>> start Provided information

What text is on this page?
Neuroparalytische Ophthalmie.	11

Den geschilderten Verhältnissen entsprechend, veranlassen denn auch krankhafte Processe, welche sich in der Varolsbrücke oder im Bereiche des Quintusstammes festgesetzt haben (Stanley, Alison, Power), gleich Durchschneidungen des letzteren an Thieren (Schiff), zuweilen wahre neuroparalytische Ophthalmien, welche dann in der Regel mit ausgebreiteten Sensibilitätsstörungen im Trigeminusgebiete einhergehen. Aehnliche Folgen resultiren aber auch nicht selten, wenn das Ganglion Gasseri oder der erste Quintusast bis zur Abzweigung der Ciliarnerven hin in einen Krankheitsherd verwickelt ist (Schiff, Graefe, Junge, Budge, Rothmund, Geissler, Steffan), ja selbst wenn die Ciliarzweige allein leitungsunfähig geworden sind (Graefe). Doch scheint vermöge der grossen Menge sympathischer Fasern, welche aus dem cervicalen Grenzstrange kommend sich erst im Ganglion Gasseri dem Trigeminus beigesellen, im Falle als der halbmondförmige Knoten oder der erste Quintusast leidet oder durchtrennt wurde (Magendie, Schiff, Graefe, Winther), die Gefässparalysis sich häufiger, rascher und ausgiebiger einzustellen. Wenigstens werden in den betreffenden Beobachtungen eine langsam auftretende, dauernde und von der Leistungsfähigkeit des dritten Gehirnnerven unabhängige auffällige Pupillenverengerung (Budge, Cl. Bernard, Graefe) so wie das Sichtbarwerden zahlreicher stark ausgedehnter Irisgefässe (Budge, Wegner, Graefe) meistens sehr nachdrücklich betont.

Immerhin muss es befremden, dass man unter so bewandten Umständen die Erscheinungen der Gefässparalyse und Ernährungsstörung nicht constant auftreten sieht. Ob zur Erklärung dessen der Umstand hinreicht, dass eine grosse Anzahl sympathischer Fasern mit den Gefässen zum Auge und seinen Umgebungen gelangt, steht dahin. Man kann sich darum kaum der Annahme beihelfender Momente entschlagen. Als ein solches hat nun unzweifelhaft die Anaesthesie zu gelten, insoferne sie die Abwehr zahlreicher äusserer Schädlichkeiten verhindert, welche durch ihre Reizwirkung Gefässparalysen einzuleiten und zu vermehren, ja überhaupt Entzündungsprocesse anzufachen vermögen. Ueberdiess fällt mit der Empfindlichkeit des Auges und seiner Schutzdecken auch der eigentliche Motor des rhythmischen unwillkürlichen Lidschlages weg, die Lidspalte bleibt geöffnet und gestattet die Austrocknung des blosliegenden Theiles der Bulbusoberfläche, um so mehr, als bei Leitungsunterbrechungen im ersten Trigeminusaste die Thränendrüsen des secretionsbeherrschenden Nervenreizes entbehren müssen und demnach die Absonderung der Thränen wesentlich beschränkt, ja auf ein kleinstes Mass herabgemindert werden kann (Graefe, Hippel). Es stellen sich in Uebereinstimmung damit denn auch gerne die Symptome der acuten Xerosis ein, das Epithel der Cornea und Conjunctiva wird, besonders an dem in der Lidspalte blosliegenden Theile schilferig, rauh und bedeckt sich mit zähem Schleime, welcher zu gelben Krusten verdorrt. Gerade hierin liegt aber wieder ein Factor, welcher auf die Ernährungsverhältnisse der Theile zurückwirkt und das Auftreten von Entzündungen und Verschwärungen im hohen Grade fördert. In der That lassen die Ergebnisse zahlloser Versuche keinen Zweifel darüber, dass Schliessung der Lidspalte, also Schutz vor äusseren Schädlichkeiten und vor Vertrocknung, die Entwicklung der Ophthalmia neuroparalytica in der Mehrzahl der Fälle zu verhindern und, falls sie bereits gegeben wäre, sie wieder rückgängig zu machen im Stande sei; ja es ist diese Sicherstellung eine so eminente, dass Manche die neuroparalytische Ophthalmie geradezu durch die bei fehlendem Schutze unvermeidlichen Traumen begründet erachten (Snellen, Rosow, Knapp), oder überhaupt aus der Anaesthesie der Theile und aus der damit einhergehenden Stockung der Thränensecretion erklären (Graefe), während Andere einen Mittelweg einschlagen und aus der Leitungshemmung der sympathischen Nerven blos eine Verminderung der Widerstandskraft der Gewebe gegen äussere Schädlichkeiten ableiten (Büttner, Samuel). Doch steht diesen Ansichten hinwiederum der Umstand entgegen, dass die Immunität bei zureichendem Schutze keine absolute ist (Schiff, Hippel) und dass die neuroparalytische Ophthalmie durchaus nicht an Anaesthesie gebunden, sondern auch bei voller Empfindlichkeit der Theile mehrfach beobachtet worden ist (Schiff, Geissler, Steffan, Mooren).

>> end Provided information
>> start Provided information

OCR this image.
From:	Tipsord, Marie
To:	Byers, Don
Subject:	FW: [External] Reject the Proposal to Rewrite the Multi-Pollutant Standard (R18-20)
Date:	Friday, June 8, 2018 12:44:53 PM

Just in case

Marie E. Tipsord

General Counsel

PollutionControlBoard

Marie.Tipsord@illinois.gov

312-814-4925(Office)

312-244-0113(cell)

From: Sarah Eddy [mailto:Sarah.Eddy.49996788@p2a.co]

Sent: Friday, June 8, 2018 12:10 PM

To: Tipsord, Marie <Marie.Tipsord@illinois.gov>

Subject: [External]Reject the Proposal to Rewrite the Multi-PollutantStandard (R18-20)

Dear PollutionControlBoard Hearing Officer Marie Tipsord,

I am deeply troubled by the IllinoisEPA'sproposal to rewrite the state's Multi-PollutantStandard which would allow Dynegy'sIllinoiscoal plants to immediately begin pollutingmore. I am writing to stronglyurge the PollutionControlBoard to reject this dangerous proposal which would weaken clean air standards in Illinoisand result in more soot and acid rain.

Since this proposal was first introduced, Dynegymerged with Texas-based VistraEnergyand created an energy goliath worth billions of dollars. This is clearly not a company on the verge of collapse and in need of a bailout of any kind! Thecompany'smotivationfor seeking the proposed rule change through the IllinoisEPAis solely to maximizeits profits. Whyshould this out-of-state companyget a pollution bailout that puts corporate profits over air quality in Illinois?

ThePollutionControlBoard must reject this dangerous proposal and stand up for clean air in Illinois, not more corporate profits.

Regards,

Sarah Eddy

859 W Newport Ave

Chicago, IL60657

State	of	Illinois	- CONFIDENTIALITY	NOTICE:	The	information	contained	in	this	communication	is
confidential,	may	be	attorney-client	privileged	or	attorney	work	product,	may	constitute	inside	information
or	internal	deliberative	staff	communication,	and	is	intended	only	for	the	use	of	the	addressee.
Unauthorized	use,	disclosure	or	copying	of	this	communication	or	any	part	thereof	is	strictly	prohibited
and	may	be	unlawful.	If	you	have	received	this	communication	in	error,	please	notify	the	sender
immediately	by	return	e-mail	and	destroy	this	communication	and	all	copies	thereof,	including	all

>> end Provided information
>> start Provided information

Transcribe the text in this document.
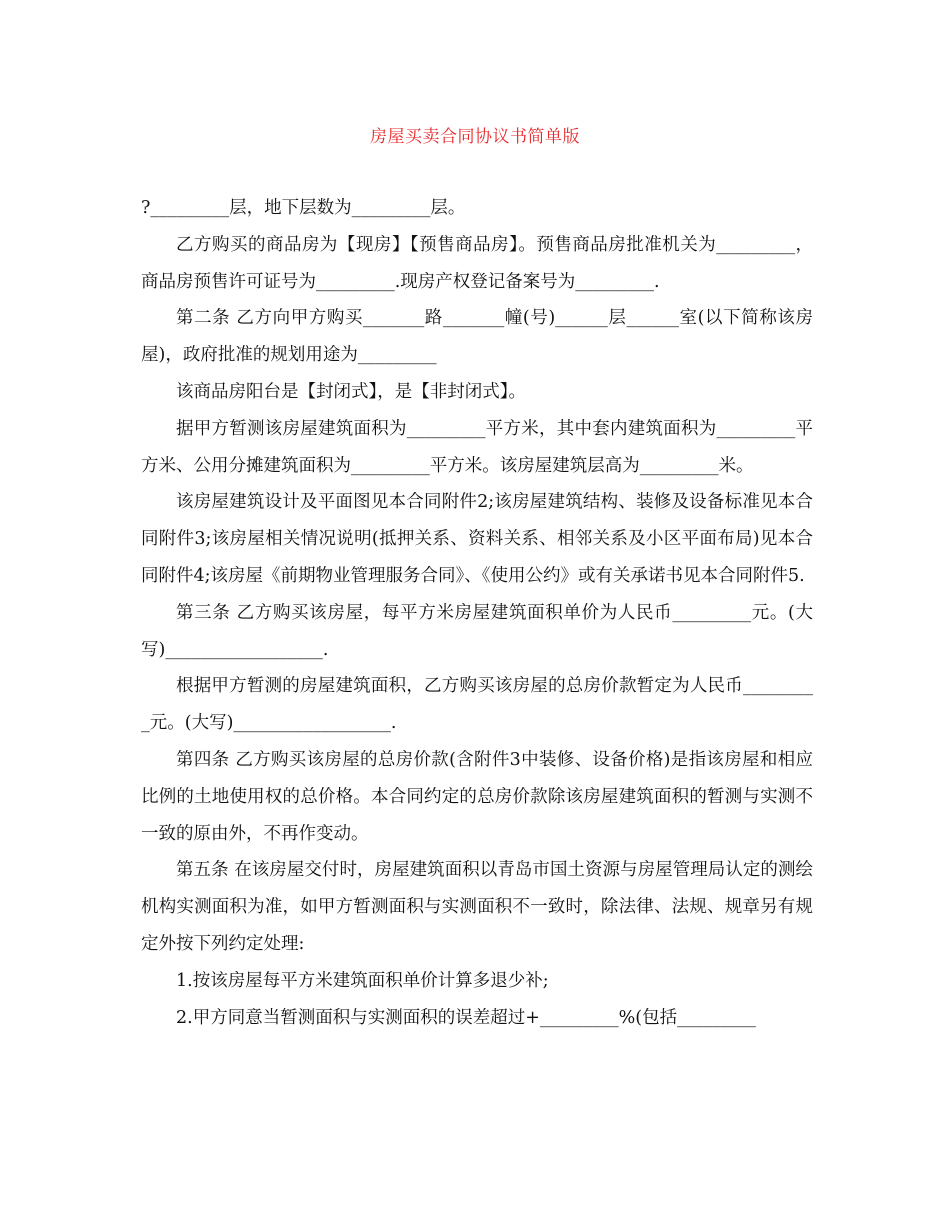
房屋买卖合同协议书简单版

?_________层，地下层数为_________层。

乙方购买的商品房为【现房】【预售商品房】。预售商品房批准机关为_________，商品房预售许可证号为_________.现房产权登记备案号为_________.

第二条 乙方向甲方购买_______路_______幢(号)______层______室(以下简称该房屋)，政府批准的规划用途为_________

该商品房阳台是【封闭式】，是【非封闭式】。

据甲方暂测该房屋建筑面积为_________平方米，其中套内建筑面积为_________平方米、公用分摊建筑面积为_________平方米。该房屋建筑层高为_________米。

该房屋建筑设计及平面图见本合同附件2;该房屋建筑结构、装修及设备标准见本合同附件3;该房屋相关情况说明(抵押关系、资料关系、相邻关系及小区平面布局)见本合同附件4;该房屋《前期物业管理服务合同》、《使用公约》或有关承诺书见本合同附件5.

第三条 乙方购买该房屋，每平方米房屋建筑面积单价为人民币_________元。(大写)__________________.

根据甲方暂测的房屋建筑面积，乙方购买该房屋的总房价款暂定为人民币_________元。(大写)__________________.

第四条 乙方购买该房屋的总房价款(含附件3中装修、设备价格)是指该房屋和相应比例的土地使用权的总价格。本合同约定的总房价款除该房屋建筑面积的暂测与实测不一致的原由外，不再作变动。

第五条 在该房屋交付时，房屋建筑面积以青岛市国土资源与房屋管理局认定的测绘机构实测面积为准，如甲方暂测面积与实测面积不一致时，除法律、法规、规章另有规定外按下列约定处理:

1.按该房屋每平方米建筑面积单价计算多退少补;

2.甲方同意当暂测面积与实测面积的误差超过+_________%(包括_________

>> end Provided information

## Work to do
Filter the data, keeping only the lines that contain "June".

## Task response
Date:	Friday, June 8, 2018 12:44:53 PM
Sent: Friday, June 8, 2018 12:10 PM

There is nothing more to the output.